STATED PROBLEM A » In the forum thread about PDG and Deadline, which setting does monomon recommend changing so that supervision happens from the submitting Houdini?
STATED PROBLEM B » Continue the forum thread about PDG and Deadline from its last post.

SUPPLIED PASSAGE »
------------------------------------------------
Please help me understand PDGDeadline

Forums PDG/TOPs Please help me understand PDGDeadline

1403 14 3


alexmajewski: Member; 20 posts; Joined: 8月 2017; Offline

2024年6月5日 4:23

Through trial and error I just got PDG to submit a job to Deadline using the Deadline scheduler, and it works. Things are being distributed and rendered.

And from what I see in the Monitor, it looks like one worker picks up the job, then splits it into tasks for other workers to pick up. That first worker however, it keeps on working on that initial job, it doesn't switch to one of those tasks it created. It doesn't render anything but it's not idle either.

I found a thread where someone's solution was to create a new worker on the same machine using a command deadlineworker -name "instance-01"
And it does work, but now we have two permanent workers on the same machine and it makes a mess.

So my questions are, what is happening and can we do something about it to make it cleaner?


monomon: Member; 39 posts; Joined: 5月 2019; Offline

2024年8月6日 3:53

So the supervisor job keeps open until the supervised are completed. How is this surprising?
There are options to supervise from the *submitting Houdini*, and thus no additional job is created.

If you go to Deadline scheduler -> Message Queue -> Type and set it to Local, that should work.


alexmajewski: Member; 20 posts; Joined: 8月 2017; Offline

2024年8月6日 4:41

@monomon Back when I wrote this topic I was taking my first steps into PDG Deadline. I didn't understand why we can't just operate normally without that additional monitor. Now I know just how much it brings to the table by managing things the way Deadline is not capable of. I learned it can cache substeps or run subsequent tasks as soon as the first frames of a simulation have finished (the sim being one big batch). And I'm sure there's more.

I appreciate your advice, but these days I found appreciation for the monitor job

I only wish I knew how to assign it to a different Deadline group than the tasks job.


monomon: Member; 39 posts; Joined: 5月 2019; Offline

2024年8月6日 4:47

Hey, thanks for your perspective. We are actually just getting into PDG.
Do you happen to know if *different* Deadline schedulers can be made as dependencies?
btw how do you go about setting frame dependencies as you mentioned?


alexmajewski: Member; 20 posts; Joined: 8月 2017; Offline

2024年8月6日 6:47

Are you asking about submitting multiple separate dependent jobs to Deadline from PDG?
------------------------------------------------
RECORD SET »

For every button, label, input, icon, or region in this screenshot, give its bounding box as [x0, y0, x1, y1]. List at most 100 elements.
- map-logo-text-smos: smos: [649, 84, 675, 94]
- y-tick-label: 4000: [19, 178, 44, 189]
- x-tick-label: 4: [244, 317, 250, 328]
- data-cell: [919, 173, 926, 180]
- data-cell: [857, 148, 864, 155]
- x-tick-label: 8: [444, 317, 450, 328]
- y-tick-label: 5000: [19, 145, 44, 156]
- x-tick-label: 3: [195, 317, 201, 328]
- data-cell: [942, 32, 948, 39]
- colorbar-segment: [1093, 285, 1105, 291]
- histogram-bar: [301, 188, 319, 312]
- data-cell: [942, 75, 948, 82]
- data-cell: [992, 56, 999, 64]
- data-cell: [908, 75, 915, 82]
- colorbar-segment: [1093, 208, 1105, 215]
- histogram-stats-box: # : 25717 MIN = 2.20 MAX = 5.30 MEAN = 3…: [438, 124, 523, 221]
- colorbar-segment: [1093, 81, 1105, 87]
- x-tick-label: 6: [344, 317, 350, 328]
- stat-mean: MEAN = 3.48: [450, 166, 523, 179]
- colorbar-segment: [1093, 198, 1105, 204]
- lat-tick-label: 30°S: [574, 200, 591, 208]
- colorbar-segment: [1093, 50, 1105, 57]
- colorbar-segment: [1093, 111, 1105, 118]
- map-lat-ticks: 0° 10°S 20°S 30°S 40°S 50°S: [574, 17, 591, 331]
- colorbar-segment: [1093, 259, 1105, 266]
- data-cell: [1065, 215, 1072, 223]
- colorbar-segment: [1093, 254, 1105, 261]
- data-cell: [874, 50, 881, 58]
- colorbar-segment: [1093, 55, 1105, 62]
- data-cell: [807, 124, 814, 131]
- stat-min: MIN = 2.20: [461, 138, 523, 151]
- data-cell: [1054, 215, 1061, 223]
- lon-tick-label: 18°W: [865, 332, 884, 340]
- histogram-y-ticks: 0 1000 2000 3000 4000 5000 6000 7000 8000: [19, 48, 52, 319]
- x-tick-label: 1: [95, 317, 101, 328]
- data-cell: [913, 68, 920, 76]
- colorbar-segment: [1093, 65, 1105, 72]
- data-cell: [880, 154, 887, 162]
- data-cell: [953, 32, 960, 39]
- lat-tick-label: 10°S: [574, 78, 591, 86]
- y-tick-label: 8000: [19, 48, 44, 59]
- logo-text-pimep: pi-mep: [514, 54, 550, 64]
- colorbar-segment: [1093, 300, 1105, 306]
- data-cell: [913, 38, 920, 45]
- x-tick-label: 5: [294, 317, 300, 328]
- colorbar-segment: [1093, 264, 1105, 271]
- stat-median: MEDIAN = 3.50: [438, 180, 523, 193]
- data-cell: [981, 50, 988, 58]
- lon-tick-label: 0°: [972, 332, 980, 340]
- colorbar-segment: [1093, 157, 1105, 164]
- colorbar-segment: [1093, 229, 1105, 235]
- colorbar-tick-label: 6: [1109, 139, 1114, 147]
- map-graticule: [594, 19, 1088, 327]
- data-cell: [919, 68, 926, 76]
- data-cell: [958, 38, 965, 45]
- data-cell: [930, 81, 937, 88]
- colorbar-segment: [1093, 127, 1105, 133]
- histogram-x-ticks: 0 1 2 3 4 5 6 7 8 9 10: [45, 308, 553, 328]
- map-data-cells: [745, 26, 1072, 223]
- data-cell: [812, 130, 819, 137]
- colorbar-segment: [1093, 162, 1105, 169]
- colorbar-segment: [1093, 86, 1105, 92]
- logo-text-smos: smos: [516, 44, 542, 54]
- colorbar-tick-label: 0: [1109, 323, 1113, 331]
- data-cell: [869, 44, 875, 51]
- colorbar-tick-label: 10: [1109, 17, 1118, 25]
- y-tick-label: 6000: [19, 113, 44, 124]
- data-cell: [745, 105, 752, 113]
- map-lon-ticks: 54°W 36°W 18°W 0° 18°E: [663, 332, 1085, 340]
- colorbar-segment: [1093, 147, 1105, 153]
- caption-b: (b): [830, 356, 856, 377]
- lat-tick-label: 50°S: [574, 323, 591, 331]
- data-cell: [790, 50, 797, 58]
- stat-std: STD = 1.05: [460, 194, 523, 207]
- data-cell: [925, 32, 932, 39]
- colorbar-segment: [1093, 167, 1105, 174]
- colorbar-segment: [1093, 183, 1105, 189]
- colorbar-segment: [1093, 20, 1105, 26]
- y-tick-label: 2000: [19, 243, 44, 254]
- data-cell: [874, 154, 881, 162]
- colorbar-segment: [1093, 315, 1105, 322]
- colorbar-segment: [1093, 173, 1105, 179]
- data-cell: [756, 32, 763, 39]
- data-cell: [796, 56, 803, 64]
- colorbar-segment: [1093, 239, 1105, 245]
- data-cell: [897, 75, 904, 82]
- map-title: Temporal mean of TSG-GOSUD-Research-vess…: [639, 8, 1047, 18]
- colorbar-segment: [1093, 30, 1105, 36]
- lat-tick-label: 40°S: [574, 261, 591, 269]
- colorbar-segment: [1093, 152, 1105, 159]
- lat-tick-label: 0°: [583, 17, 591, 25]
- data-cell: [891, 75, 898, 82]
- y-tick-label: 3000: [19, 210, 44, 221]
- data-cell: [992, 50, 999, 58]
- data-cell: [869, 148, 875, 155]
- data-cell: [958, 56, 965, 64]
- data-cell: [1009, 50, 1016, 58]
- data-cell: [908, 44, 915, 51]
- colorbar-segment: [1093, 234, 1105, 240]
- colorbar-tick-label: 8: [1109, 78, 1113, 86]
------------------------------------------------
EXERCISE OUTPUT A » Under Deadline scheduler, Message Queue, set Type to Local.

EXERCISE OUTPUT B »
My solution is to add a "JobDependencies" key in the Job File Key-Values tab of the Deadline Scheduler and give it the id via Python. I automated it by rewriting the Deadline Scheduler's Submit As Job button function (available in its Python Module) so it stores the ID in a variable upon submission. And then I just chain-submit different schedulers through code.

As for the frame dependencies it seems to work like this by default. No need to change anything. I'm attaching a GIF of two ROP Geometry Output TOPs. The first is set to All Frames in One Batch, the second is set to 1 frame per batch. This setup translates to Deadline as well where this job first starts with a single task and then creates new tasks as the first frames finish caching.

Edited by alexmajewski - 2024年8月6日 06:47:25

Attachments:
pdg_dependent_cache.gif (83.3 KB)
pdg_deadline.gif (41.3 KB)


monomon: Member; 39 posts; Joined: 5月 2019; Offline

2024年8月6日 7:11

Thanks again. This seems relevant to the workflow we want to have in the end.

I actually tested now, after reading this post:
https://www.sidefx.com/forum/topic/95136/ [www.sidefx.com]
and it seems that adding one DL Scheduler for the overall process, then separate DL Schedulers for the sub-jobs, works!
For our use case it is preferable that it all runs on the farm, because people cannot leave their Houdini running overnight (and it might be unreliable).


arvidurs: Member; 48 posts; Joined: 11月 2017; Offline

2024年8月12日 1:18

Hey I hope I can further add questions to this. I'm using deadlinescheduler for the first time in TOPs and I find it quite hard to grasp the concept. Using 20.5.278 - I want to render my karma stage with several wedge options to control lightrigs/shots.
I was expecting that when cooking the output node, that each work-item will be submitted under a single job.

This is an extract from the deadlineschedule docs.

With this scheduling type, the node also schedules one main job with a task for each work item generated

In my case, it creates a new deadline job housing a single frame.

Either something is broken, or I'm missing a setting to have a single job, with the work items as frames.

HIP file attached

Image Not Found

Any help with this would be highly appreciate! I'm also on Houdini-and-Chill / Houdini Academy discord servers - arvidurs.

Attachments:
Screenshot 2024-08-11 221550.png (59.7 KB)
rnd_test_deadlineTOPS_v003.hip (793.1 KB)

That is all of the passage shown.